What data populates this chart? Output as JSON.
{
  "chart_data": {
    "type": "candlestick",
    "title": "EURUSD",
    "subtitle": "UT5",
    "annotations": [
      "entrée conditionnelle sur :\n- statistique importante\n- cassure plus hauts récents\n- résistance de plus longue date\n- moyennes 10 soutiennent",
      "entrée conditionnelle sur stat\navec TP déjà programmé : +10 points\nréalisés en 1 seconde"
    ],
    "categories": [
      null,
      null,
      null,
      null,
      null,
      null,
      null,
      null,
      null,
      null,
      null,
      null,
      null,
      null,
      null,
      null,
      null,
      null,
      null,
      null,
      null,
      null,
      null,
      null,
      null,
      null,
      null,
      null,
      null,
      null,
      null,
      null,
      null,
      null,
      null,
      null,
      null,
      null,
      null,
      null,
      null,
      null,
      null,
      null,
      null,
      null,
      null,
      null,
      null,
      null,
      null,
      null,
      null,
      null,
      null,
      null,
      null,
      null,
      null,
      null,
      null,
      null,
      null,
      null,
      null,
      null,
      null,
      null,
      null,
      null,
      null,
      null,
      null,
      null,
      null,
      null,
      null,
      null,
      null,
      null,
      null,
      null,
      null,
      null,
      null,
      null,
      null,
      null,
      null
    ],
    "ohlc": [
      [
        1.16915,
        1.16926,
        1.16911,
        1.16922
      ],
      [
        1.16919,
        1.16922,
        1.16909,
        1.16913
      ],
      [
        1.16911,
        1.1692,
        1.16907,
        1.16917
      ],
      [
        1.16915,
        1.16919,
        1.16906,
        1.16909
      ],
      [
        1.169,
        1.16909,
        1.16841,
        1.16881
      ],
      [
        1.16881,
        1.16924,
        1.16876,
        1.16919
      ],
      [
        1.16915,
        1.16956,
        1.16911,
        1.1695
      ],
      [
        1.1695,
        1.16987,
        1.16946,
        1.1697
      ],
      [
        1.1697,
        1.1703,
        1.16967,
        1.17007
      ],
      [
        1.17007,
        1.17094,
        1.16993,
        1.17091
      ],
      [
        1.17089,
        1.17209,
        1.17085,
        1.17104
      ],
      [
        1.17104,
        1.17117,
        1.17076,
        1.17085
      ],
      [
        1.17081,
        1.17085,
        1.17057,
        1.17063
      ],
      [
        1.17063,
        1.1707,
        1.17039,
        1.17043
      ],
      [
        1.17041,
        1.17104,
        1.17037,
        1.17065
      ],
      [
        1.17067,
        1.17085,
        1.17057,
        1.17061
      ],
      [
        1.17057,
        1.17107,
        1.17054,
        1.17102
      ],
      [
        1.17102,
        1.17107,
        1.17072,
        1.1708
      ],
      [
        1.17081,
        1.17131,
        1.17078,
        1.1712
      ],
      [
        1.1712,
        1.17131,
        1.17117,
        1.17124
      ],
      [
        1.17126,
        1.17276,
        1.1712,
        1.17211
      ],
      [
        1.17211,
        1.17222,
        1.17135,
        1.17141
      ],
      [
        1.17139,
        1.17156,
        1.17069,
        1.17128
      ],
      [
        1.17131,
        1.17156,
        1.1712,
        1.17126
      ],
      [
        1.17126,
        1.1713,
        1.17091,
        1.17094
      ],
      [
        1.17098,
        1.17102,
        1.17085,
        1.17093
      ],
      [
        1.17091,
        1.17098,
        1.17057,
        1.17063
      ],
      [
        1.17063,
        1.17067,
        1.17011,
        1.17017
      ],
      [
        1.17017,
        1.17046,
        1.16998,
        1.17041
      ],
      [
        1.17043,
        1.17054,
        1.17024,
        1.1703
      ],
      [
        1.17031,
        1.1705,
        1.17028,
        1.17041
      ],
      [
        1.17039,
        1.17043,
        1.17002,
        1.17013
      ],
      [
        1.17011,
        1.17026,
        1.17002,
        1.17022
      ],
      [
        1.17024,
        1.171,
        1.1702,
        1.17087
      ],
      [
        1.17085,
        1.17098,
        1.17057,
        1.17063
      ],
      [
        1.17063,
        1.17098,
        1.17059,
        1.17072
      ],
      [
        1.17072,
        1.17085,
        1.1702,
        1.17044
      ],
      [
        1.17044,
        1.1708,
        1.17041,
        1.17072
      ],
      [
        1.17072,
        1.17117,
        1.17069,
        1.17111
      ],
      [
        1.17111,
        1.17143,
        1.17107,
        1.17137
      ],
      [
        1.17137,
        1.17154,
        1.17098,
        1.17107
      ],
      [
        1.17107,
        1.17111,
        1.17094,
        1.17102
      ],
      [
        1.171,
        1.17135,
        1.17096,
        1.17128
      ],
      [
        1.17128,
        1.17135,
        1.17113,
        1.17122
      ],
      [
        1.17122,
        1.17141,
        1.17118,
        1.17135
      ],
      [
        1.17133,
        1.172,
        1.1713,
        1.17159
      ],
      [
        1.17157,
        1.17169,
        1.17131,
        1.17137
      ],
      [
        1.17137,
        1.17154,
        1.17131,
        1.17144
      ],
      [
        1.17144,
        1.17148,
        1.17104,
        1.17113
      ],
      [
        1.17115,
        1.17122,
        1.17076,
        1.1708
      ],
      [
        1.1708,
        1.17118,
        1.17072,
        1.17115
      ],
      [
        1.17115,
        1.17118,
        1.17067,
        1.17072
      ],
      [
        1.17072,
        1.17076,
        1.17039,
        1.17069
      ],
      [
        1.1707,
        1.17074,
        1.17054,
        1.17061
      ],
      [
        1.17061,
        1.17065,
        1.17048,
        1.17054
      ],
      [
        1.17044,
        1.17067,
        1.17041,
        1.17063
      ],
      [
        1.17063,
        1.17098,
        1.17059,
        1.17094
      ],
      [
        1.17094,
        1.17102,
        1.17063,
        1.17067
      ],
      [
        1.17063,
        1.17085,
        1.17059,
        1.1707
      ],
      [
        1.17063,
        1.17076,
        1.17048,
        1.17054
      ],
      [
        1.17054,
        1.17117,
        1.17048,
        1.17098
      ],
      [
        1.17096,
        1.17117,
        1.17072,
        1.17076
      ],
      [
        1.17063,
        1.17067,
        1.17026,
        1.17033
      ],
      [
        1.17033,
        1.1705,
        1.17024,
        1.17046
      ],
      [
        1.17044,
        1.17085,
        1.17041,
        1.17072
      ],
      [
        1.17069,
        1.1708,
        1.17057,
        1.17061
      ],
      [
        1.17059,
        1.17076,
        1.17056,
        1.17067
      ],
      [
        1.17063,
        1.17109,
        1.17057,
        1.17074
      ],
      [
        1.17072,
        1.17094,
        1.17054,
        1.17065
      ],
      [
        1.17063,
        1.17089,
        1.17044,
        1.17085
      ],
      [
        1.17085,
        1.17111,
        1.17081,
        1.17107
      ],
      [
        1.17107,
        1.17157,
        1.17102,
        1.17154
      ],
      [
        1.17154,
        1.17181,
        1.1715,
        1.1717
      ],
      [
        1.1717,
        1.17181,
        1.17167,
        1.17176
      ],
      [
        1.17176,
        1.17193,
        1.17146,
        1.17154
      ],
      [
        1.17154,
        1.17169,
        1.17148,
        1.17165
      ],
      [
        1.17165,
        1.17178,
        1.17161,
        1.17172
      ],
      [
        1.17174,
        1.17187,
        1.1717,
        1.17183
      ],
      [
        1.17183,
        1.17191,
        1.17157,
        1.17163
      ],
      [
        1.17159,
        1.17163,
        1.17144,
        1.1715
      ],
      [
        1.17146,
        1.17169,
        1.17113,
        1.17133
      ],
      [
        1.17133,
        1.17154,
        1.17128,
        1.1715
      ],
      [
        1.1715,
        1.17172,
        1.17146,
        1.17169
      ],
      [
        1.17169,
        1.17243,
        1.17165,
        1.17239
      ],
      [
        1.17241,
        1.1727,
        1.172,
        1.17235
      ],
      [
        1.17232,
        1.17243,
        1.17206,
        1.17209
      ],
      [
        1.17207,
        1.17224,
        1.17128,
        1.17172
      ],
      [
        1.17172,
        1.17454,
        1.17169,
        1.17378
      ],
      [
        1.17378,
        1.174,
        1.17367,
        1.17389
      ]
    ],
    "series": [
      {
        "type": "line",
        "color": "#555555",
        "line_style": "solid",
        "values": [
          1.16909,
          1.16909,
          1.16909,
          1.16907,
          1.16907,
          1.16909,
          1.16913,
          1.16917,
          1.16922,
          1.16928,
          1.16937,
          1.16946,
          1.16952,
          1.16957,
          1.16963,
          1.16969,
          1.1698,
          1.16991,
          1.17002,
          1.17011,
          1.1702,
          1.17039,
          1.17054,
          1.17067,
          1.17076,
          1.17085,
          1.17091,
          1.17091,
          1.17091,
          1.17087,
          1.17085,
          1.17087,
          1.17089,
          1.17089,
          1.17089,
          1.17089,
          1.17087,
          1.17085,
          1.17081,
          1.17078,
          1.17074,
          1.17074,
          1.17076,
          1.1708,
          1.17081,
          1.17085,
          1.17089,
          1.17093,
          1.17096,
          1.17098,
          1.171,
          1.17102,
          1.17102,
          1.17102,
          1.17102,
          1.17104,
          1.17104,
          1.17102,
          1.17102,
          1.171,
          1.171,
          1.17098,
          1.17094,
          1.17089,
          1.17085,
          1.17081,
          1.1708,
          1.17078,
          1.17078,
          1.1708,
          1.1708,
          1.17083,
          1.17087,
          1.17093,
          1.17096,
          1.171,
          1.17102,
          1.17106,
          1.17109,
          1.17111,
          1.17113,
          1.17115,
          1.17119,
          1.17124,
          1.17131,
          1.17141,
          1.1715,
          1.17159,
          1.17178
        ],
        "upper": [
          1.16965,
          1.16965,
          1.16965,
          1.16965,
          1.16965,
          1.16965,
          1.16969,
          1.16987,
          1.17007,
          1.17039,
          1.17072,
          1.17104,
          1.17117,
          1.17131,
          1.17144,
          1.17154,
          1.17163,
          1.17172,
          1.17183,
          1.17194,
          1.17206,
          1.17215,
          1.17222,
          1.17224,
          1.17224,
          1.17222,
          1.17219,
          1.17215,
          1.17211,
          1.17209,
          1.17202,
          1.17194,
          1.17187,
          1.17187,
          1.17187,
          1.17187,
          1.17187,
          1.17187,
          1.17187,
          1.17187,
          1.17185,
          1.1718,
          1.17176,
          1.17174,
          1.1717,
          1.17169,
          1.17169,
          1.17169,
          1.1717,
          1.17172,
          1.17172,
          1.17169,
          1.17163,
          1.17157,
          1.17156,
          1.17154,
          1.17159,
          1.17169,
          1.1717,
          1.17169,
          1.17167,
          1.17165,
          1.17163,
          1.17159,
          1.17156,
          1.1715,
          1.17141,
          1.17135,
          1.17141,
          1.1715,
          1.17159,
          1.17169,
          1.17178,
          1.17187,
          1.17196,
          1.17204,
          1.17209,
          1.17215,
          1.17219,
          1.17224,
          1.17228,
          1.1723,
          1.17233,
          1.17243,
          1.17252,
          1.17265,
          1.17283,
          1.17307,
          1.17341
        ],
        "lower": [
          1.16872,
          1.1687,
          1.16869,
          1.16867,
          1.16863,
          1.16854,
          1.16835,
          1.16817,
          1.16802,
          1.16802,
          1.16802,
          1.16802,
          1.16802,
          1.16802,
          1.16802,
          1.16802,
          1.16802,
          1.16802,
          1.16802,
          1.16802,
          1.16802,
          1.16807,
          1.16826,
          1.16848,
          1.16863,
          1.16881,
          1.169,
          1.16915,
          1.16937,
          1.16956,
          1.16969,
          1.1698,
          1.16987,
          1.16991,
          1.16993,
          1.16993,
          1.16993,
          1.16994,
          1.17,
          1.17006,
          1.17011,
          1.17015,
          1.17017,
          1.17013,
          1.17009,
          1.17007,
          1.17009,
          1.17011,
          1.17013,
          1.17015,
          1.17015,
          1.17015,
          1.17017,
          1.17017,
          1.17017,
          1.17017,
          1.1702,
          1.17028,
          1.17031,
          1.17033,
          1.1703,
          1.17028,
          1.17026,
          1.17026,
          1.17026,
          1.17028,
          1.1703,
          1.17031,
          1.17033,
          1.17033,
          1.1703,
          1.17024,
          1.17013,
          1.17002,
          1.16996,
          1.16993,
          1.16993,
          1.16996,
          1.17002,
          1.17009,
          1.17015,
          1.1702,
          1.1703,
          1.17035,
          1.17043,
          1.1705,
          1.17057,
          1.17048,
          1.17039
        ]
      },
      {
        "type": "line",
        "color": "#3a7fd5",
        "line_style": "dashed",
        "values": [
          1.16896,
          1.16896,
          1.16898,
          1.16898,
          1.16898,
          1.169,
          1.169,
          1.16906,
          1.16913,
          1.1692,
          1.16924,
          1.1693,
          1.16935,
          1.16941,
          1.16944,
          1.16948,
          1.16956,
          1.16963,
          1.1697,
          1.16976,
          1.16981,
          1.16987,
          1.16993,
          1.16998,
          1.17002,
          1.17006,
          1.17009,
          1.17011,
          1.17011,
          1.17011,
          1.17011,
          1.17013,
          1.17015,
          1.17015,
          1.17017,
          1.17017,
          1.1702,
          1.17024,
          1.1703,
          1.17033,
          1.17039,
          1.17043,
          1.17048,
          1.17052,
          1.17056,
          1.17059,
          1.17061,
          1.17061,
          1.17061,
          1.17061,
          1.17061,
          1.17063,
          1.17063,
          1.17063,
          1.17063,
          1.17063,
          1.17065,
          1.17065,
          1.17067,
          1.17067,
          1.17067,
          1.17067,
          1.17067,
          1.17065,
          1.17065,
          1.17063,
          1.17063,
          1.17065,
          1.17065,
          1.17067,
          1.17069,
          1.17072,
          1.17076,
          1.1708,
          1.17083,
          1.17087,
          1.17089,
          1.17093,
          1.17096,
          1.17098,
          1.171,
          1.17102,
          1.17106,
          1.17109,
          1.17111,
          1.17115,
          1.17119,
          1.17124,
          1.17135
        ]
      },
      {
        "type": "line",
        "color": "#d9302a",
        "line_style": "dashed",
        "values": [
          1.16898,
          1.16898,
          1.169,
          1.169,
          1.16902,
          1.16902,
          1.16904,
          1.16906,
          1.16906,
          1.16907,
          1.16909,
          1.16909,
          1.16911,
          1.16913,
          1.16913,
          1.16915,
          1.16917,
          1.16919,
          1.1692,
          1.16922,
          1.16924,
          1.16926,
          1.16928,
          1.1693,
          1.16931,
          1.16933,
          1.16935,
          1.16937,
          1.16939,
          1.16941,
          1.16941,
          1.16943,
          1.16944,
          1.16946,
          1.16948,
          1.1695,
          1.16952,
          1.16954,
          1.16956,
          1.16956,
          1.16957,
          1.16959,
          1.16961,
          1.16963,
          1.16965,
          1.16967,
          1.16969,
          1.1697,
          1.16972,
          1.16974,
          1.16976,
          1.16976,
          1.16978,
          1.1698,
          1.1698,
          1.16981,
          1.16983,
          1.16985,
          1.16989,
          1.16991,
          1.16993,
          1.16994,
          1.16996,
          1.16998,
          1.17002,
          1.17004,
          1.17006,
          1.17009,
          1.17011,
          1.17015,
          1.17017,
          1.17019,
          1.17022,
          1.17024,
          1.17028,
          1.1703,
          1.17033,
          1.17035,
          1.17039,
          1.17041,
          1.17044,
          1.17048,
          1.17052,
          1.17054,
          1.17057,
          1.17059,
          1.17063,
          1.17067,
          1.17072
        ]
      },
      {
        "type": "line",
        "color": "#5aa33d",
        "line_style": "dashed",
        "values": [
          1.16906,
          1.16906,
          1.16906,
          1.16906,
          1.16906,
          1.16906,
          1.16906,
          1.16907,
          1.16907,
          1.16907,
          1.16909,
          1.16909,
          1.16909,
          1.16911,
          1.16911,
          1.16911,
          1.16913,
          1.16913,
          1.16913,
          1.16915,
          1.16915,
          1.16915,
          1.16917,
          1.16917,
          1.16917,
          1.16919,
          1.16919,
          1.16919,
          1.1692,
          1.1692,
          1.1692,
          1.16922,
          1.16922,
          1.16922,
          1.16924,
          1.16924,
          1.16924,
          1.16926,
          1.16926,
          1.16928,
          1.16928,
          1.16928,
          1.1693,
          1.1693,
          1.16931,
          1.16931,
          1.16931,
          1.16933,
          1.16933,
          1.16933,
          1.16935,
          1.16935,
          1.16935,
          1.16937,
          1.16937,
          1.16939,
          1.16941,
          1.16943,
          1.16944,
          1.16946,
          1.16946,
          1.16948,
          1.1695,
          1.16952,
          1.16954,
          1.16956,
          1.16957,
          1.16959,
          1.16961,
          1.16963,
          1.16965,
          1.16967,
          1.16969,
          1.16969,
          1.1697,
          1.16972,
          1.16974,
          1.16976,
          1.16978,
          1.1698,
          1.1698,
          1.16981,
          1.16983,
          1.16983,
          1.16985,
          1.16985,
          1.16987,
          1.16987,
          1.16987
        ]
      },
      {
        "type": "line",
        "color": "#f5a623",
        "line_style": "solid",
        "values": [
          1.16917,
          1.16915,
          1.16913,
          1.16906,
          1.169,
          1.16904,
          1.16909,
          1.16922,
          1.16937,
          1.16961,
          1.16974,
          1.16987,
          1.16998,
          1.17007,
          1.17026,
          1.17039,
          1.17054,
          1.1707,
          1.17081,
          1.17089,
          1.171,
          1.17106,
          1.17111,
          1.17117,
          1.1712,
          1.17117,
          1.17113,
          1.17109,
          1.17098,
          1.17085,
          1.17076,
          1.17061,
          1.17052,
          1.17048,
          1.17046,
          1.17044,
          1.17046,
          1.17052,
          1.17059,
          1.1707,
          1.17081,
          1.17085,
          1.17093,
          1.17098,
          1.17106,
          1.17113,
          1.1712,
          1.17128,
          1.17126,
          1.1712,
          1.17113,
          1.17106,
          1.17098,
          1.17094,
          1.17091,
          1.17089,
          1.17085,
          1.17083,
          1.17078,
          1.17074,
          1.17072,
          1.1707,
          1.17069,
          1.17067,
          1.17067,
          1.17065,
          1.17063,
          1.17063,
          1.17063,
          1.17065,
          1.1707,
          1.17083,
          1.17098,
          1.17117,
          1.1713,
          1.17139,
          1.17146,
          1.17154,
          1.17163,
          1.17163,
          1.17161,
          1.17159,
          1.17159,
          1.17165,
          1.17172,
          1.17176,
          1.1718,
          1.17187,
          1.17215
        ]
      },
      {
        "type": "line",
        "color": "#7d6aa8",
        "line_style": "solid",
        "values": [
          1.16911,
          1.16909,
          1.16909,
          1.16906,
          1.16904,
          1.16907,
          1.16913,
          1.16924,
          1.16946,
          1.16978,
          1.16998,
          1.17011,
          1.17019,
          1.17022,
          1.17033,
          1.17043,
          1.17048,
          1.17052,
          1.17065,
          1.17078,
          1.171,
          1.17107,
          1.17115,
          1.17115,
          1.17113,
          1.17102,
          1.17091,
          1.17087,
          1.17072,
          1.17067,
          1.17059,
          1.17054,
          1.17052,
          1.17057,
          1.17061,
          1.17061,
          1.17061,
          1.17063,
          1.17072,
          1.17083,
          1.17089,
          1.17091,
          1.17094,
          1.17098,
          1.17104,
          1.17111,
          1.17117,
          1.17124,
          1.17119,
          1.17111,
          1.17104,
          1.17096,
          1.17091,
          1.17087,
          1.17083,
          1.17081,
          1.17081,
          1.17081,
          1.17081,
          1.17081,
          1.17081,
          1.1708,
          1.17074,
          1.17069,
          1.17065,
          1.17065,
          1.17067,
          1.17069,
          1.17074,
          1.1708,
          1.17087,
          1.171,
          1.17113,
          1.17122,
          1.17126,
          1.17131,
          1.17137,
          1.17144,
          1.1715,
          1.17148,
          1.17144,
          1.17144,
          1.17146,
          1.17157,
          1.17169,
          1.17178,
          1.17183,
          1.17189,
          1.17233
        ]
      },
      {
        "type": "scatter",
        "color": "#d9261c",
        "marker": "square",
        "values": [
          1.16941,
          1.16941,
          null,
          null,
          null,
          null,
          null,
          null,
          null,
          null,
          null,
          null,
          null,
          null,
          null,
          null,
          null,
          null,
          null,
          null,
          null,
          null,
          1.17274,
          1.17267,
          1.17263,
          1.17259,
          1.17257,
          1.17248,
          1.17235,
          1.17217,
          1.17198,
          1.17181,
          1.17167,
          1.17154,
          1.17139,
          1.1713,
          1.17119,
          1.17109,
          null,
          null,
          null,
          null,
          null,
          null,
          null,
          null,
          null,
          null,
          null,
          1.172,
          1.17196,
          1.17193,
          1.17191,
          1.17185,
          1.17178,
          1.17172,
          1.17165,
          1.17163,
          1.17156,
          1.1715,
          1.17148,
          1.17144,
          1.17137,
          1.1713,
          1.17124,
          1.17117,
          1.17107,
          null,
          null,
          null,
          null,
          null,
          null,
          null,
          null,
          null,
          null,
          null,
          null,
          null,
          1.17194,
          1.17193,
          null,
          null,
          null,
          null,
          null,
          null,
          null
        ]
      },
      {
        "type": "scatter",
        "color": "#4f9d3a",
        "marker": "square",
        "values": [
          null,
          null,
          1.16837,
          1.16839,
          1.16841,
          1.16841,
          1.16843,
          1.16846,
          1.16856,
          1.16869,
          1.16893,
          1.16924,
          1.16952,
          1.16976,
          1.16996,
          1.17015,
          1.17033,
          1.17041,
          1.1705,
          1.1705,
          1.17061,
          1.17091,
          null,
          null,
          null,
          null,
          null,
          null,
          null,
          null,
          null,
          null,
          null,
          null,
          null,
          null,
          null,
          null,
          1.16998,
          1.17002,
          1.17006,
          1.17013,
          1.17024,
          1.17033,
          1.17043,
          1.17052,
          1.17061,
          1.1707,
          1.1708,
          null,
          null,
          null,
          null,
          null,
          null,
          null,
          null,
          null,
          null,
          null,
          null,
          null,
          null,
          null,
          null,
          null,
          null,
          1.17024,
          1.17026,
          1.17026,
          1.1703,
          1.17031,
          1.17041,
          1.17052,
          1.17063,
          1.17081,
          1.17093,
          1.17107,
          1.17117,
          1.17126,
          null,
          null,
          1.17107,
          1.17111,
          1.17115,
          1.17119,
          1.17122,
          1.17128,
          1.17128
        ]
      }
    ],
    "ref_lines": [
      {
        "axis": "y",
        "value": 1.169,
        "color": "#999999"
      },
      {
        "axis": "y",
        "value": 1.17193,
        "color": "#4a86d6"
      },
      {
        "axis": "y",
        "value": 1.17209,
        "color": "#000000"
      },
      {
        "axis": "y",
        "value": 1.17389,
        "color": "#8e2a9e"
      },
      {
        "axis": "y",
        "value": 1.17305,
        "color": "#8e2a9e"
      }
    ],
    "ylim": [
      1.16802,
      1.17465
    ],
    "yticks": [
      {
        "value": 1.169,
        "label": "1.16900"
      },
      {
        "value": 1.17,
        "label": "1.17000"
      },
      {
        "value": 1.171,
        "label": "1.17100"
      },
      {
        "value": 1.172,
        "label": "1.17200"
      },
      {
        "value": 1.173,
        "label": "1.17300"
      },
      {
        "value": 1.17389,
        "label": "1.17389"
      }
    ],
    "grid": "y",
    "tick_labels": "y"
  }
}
##############################
WHAT YOU NEED TO DO:
Find the word "entrée" in the entries above and gather every line that holds it.

FINISHED EXERCISE:
      "entrée conditionnelle sur :\n- statistique importante\n- cassure plus hauts récents\n- résistance de plus longue date\n- moyennes 10 soutiennent",
      "entrée conditionnelle sur stat\navec TP déjà programmé : +10 points\nréalisés en 1 seconde"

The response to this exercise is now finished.